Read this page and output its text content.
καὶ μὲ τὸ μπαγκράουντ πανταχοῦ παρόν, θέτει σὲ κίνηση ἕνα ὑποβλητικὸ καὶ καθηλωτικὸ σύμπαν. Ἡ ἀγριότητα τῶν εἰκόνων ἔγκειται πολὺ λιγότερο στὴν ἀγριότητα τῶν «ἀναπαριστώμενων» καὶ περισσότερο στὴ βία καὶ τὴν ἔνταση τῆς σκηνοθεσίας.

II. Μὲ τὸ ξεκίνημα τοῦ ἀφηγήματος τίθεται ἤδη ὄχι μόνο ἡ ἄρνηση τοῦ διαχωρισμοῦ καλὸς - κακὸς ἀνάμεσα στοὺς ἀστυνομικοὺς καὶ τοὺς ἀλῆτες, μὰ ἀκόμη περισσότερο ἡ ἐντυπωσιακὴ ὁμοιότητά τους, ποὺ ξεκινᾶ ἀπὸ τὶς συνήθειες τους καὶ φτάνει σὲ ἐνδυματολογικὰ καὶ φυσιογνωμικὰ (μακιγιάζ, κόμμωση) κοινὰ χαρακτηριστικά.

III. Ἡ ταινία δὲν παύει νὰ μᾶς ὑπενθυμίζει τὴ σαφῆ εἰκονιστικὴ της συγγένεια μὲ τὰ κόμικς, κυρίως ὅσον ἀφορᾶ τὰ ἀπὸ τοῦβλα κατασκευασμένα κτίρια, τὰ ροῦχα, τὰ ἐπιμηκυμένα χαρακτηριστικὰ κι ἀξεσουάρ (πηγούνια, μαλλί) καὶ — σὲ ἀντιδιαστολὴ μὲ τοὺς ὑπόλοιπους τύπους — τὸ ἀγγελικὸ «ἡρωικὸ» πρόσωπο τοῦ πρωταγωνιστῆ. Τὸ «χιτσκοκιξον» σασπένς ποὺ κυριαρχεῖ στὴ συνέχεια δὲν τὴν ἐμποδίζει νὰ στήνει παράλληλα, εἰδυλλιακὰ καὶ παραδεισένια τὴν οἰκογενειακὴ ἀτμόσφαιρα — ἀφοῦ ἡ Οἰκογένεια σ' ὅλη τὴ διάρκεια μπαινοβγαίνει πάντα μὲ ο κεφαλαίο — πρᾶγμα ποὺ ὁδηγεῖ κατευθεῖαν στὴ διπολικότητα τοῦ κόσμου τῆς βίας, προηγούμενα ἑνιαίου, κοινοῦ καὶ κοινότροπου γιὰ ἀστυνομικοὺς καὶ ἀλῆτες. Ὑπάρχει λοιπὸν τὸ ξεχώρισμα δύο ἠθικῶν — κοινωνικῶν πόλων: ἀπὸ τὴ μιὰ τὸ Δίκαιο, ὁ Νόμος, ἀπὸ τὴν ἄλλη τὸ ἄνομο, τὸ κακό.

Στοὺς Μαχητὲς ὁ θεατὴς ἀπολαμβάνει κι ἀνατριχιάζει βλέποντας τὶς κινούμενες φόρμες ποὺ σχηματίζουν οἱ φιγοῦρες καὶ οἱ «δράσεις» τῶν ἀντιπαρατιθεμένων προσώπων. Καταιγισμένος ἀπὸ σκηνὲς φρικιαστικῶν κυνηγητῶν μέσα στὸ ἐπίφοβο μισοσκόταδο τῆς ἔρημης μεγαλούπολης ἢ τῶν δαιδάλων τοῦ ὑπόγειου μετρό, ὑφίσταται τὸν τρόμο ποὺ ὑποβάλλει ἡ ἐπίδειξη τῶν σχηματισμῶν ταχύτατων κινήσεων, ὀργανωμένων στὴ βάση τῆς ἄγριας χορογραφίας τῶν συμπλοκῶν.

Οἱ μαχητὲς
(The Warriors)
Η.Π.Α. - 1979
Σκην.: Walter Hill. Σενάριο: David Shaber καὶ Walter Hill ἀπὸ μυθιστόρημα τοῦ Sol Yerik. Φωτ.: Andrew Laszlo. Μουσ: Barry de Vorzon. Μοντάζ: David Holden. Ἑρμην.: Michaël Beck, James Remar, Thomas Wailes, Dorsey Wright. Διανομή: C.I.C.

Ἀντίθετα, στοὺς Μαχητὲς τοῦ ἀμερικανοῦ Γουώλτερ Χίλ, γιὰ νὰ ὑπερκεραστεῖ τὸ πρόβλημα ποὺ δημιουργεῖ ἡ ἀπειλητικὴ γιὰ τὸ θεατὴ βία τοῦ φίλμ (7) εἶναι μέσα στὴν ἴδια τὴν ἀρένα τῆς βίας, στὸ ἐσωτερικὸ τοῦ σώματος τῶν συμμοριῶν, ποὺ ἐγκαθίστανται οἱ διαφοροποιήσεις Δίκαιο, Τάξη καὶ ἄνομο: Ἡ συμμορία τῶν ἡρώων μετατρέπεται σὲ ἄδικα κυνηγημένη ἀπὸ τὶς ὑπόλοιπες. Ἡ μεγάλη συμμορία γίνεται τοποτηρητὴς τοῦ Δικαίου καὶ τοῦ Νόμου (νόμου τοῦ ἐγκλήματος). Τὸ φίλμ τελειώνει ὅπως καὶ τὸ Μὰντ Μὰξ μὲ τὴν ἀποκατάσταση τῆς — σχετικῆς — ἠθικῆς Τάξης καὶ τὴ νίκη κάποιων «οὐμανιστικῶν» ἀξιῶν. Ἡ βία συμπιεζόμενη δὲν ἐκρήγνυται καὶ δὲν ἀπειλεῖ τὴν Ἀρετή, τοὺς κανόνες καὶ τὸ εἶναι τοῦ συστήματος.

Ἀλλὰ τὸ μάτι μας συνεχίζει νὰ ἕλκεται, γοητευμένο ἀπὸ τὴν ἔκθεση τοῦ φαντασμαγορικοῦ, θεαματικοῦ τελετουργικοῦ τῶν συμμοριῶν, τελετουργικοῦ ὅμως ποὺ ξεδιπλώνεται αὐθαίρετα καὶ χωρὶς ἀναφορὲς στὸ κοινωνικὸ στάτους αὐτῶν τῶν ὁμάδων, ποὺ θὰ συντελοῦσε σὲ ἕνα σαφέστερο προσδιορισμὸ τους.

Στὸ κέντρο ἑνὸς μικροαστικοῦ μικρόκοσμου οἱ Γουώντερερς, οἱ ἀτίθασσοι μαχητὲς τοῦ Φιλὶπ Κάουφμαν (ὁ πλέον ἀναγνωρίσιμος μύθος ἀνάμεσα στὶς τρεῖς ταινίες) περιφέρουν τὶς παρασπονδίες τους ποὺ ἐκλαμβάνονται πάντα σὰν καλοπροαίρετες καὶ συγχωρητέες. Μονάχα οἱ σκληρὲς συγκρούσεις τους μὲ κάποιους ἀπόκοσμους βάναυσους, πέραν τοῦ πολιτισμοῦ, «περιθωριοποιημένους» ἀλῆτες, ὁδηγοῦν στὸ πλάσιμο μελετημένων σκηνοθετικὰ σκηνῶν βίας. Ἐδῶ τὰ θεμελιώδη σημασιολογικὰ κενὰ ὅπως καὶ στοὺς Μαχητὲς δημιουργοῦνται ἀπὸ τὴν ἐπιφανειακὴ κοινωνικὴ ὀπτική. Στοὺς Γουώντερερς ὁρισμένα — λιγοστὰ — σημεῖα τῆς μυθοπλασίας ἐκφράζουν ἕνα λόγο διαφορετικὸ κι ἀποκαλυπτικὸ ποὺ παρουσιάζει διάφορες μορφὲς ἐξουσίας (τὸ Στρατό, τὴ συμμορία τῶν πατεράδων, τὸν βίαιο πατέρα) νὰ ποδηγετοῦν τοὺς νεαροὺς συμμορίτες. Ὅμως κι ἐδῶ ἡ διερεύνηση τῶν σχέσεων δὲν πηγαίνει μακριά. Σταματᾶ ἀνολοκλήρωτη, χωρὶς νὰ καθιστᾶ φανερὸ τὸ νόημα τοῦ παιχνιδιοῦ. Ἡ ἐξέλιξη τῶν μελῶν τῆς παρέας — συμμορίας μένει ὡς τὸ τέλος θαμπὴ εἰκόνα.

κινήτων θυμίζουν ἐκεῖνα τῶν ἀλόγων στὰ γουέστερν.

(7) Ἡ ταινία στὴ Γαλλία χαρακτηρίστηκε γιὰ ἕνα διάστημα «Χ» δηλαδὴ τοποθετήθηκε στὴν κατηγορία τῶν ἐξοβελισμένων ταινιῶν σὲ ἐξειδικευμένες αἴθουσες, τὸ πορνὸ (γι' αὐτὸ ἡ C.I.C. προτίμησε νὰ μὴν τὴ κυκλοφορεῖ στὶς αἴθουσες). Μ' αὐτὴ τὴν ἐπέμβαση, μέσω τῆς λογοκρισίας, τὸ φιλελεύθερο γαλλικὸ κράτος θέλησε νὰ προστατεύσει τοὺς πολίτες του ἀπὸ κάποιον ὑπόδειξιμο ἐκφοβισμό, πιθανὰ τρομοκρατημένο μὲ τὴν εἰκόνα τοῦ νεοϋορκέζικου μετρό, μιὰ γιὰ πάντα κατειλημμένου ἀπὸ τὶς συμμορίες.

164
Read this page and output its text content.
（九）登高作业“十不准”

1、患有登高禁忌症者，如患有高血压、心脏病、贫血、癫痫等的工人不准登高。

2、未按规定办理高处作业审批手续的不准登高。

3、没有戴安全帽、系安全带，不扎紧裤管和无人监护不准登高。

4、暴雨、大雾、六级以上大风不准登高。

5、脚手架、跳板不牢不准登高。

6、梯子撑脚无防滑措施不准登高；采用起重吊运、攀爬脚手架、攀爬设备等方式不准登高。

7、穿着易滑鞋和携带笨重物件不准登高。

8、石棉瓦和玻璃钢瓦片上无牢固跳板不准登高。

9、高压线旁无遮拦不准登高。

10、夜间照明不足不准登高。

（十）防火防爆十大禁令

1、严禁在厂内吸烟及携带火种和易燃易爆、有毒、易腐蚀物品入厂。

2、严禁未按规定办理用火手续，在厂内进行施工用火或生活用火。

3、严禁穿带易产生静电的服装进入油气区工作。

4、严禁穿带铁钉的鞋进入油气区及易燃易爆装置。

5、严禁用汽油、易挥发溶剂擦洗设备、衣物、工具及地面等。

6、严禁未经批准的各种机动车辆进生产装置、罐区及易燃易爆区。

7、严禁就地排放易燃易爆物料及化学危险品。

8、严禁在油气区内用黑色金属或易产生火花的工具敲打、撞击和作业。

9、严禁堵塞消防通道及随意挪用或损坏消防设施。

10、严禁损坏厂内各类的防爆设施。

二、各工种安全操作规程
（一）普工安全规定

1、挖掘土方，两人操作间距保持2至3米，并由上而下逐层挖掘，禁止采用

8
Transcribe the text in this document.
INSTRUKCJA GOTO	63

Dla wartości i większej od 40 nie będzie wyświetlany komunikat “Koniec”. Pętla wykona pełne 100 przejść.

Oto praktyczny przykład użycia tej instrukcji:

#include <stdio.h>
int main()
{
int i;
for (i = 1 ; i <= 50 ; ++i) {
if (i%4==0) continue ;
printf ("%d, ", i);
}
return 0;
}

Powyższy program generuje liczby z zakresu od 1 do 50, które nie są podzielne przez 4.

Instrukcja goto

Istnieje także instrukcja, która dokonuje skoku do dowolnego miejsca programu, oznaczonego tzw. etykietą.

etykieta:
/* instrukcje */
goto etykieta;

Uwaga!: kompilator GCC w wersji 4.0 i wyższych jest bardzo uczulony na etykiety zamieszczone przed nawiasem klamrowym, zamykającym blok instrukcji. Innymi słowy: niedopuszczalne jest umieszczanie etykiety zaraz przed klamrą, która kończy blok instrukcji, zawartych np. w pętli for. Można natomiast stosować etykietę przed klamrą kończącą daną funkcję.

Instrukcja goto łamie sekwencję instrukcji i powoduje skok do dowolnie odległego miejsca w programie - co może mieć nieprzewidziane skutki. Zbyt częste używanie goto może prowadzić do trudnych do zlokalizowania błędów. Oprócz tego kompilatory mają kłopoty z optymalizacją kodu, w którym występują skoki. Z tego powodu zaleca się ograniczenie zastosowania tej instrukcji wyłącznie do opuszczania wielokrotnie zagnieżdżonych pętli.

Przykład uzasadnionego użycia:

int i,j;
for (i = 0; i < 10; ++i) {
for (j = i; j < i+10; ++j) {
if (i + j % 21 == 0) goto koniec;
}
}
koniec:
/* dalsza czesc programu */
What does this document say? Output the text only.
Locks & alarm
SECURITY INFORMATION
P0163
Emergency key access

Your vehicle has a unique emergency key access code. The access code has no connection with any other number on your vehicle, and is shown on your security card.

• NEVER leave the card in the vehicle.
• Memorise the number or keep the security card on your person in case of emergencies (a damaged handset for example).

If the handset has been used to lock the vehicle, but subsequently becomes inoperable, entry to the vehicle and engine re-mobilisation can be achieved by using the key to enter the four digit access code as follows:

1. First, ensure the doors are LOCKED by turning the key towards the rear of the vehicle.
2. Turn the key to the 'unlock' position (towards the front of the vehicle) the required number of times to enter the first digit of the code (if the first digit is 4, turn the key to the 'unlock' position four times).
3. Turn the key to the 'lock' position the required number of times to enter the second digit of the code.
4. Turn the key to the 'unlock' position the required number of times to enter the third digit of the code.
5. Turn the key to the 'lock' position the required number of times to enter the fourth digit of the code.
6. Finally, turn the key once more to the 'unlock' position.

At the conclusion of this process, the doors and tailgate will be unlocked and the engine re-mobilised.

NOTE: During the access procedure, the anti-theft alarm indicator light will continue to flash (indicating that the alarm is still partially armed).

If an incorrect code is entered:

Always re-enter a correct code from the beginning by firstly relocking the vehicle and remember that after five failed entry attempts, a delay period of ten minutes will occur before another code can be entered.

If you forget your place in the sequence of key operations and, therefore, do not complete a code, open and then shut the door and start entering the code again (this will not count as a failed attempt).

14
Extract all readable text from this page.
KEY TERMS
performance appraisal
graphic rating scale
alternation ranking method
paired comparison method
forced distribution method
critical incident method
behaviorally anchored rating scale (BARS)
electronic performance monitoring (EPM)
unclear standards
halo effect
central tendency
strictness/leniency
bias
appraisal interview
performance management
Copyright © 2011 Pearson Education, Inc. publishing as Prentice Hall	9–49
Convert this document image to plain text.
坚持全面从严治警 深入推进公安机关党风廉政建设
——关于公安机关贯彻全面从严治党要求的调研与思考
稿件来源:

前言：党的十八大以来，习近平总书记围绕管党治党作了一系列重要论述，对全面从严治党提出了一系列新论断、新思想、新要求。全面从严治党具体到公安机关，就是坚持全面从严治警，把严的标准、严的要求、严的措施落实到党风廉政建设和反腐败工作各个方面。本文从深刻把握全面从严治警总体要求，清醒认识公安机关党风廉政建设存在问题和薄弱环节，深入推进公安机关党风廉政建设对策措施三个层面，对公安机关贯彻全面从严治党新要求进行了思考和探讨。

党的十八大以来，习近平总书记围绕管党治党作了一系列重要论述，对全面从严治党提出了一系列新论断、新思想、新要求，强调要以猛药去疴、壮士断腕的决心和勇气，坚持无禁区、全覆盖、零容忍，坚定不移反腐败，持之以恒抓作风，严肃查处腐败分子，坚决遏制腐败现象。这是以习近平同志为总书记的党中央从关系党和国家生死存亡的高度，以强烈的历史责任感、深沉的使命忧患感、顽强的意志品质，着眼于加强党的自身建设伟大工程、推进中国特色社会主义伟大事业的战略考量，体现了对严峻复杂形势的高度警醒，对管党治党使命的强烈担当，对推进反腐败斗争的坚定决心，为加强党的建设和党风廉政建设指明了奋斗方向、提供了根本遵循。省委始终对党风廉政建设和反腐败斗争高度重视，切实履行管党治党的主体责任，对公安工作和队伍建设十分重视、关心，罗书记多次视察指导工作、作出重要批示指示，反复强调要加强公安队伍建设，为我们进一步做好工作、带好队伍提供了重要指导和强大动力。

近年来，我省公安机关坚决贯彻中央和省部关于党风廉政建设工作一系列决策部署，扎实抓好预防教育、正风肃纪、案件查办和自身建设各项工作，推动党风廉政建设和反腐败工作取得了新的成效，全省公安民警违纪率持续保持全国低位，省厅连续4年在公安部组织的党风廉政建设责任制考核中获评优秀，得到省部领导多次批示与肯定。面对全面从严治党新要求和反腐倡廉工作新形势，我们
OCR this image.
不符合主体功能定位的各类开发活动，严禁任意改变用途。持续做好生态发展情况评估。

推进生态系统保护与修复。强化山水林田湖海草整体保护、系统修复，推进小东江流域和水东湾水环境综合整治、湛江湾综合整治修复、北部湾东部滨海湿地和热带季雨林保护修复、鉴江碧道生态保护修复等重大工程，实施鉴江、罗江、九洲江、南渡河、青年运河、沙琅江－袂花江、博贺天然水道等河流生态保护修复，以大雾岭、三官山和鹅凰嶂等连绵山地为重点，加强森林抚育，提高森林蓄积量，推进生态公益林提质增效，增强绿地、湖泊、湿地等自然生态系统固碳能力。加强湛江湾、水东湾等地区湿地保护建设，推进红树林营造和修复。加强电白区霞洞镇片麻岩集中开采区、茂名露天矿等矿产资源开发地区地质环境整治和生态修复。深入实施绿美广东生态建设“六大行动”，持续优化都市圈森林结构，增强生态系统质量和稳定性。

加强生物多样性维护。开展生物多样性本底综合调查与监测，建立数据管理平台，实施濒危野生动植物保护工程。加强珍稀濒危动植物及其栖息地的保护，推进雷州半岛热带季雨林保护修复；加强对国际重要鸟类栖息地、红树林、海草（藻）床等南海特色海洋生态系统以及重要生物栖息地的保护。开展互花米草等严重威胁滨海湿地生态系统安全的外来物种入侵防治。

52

+ + + + + + +

- WRITTEN EXERCISE: Report all lines of the data that include the word "image".

- RESPONSE:
Convert this document image to plain text.
OCR this image.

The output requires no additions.